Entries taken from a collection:

======

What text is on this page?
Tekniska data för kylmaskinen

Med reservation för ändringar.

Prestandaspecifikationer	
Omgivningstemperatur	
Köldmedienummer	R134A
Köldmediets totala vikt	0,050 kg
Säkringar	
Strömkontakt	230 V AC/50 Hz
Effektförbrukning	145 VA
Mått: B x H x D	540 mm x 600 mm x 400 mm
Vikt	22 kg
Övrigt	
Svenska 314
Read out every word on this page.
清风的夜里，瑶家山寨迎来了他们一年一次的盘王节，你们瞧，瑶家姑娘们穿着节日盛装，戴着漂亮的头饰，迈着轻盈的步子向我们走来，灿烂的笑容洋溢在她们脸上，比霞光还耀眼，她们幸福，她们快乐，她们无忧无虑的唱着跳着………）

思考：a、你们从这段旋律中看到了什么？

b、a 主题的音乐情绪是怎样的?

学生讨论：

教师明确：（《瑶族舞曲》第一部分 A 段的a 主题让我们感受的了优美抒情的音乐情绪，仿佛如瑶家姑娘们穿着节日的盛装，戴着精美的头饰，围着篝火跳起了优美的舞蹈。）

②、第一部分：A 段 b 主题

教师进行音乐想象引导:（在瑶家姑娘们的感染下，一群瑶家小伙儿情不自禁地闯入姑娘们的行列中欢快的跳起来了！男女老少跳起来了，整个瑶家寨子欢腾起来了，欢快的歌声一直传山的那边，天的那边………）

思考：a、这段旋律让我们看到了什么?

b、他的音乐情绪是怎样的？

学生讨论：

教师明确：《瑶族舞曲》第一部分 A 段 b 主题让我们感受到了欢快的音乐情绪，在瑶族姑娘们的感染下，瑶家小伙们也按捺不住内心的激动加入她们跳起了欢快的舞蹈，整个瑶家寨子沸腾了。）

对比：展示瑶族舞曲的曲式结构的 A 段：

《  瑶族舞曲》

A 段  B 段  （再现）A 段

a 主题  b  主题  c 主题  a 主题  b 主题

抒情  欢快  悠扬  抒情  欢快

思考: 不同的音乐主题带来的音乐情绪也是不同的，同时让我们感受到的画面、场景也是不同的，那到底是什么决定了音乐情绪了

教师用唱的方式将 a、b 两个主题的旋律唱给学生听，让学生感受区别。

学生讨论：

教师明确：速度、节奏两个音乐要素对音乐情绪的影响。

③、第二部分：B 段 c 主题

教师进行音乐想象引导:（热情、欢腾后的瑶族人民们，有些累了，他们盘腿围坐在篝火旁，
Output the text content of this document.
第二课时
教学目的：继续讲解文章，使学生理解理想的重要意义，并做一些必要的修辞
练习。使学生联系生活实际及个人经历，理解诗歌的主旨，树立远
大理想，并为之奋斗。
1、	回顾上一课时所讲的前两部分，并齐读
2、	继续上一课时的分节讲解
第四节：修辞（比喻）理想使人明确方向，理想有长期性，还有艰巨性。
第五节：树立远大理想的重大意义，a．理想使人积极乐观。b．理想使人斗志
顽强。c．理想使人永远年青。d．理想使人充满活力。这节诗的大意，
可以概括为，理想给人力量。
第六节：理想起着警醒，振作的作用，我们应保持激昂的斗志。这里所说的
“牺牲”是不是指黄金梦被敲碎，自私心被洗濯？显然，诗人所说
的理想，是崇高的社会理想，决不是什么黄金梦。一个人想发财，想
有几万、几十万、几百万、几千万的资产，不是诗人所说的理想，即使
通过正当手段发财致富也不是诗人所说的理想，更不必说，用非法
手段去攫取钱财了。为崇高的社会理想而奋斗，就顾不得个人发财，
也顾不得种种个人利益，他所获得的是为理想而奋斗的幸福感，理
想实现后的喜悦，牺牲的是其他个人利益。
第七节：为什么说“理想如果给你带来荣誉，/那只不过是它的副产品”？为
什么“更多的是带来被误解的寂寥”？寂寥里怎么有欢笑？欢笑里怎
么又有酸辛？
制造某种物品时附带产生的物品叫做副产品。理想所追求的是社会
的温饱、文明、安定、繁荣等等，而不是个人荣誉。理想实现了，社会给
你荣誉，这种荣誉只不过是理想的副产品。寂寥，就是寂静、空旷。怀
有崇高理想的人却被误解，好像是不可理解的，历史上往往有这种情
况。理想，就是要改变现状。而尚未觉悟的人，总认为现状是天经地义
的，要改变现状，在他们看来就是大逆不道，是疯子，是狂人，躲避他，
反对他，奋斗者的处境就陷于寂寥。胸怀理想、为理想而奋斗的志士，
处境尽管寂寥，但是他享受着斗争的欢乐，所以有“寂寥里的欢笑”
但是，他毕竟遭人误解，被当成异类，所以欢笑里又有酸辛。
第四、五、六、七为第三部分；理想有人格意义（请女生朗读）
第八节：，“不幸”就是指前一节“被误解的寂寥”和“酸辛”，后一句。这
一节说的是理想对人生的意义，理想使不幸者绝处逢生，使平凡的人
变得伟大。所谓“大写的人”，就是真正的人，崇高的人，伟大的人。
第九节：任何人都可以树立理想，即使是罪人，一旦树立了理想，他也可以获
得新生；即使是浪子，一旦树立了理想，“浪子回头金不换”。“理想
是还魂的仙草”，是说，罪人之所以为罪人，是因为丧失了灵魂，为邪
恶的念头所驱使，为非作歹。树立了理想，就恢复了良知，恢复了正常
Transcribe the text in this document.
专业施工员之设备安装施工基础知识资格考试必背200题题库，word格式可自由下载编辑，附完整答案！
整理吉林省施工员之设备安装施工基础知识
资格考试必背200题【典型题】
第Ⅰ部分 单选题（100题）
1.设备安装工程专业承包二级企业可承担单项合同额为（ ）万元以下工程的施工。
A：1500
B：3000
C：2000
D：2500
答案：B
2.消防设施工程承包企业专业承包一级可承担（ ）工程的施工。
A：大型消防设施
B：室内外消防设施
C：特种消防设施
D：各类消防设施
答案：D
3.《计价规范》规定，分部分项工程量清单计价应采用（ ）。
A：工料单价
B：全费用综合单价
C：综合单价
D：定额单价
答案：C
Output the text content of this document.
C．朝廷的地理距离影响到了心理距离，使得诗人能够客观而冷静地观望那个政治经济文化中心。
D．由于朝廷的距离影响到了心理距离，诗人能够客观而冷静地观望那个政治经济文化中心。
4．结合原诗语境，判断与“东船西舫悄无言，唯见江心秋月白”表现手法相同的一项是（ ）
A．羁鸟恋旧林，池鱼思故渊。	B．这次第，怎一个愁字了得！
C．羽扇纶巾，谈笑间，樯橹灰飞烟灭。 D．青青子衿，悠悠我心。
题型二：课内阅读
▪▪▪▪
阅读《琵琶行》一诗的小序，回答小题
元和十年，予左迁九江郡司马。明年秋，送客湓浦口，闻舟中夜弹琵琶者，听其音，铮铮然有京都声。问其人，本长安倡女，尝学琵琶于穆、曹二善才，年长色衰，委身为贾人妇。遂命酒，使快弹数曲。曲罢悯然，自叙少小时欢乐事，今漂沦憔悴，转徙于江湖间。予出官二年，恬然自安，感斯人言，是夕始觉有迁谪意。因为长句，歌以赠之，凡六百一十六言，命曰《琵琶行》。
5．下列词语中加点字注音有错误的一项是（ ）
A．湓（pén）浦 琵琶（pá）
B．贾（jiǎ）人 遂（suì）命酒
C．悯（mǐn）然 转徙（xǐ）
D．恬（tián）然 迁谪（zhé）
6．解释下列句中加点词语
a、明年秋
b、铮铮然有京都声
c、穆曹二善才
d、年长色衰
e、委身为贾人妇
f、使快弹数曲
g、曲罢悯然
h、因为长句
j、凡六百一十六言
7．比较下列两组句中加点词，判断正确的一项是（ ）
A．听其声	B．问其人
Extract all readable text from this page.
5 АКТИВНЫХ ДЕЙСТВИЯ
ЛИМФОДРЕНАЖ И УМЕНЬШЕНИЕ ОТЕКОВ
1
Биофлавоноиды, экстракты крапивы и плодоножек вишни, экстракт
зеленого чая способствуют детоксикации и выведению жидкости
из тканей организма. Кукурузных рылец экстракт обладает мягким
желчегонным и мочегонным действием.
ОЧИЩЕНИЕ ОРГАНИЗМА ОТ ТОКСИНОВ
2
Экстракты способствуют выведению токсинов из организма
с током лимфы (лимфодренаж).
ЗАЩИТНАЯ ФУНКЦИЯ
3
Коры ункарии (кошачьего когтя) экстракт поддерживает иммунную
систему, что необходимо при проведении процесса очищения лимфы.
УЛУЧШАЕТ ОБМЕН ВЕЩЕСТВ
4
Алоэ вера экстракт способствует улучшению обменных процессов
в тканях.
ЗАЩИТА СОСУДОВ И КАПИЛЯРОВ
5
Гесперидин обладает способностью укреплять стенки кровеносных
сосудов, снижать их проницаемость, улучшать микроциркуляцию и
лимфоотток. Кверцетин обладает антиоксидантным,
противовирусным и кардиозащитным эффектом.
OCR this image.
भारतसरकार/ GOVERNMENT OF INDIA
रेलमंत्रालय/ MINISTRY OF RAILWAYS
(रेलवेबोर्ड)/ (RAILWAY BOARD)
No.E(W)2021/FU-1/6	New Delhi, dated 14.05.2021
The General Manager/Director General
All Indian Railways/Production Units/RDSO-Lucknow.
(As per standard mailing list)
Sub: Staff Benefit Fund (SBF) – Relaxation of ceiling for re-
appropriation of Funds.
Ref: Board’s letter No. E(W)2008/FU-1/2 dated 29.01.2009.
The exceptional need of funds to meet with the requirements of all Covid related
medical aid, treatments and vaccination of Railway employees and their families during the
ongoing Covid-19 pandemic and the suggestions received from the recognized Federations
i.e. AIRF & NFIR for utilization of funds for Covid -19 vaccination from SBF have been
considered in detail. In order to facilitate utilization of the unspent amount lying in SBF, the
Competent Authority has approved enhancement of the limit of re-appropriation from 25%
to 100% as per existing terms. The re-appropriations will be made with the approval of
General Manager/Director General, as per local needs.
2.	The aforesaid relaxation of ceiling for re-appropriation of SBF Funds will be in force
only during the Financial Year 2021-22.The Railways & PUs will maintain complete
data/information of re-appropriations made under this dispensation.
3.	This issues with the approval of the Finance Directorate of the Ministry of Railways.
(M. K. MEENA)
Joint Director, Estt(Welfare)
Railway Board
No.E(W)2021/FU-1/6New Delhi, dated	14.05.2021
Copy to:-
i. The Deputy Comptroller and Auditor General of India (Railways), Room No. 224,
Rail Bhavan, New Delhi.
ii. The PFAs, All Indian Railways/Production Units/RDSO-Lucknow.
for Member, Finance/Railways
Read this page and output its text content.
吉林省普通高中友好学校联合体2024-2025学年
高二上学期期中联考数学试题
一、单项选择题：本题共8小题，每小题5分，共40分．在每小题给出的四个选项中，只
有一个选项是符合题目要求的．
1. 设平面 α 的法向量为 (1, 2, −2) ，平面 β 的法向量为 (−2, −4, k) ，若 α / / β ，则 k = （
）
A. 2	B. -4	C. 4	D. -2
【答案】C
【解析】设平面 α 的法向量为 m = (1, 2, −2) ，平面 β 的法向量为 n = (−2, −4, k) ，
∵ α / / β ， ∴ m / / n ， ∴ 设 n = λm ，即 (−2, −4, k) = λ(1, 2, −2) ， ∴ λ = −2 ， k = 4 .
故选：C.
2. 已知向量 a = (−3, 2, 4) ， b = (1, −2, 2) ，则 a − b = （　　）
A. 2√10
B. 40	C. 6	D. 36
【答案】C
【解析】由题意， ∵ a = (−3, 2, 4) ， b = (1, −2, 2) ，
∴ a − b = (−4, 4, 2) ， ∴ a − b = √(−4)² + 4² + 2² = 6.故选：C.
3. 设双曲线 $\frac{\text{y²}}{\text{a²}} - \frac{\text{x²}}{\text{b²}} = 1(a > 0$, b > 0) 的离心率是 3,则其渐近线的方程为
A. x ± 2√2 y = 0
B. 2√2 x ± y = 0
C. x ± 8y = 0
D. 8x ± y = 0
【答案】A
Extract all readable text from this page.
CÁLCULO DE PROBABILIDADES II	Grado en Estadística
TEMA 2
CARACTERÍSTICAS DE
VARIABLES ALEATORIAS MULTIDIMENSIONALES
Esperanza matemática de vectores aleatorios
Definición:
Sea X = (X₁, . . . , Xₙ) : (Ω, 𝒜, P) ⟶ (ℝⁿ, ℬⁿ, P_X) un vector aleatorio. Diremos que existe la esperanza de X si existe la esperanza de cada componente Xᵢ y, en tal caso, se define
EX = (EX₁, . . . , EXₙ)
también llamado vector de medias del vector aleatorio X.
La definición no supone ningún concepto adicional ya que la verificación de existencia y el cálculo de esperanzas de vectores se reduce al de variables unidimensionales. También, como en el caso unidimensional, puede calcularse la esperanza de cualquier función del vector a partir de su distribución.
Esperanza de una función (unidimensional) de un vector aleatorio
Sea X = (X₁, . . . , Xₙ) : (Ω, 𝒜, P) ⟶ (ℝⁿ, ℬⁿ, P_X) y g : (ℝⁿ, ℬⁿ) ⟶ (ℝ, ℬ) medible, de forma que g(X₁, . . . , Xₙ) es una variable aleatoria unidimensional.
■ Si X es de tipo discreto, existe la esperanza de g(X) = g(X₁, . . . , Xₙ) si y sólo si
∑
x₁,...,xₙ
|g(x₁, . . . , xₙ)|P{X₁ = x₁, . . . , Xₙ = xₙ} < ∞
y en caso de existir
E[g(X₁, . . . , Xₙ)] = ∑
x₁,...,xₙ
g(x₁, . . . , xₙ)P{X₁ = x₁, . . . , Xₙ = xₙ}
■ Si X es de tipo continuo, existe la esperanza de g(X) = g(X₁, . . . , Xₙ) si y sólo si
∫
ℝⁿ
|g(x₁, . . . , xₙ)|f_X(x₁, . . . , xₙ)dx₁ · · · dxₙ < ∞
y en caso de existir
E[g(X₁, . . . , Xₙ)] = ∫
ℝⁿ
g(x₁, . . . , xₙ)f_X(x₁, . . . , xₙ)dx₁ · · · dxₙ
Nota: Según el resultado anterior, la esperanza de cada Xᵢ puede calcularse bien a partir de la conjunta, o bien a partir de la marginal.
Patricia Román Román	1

======

| PROBLEM TO SOLVE |
Look through the records and gather every line containing "with".

| WORKED ANSWER |
The exceptional need of funds to meet with the requirements of all Covid related
to 100% as per existing terms. The re-appropriations will be made with the approval of
3.	This issues with the approval of the Finance Directorate of the Ministry of Railways.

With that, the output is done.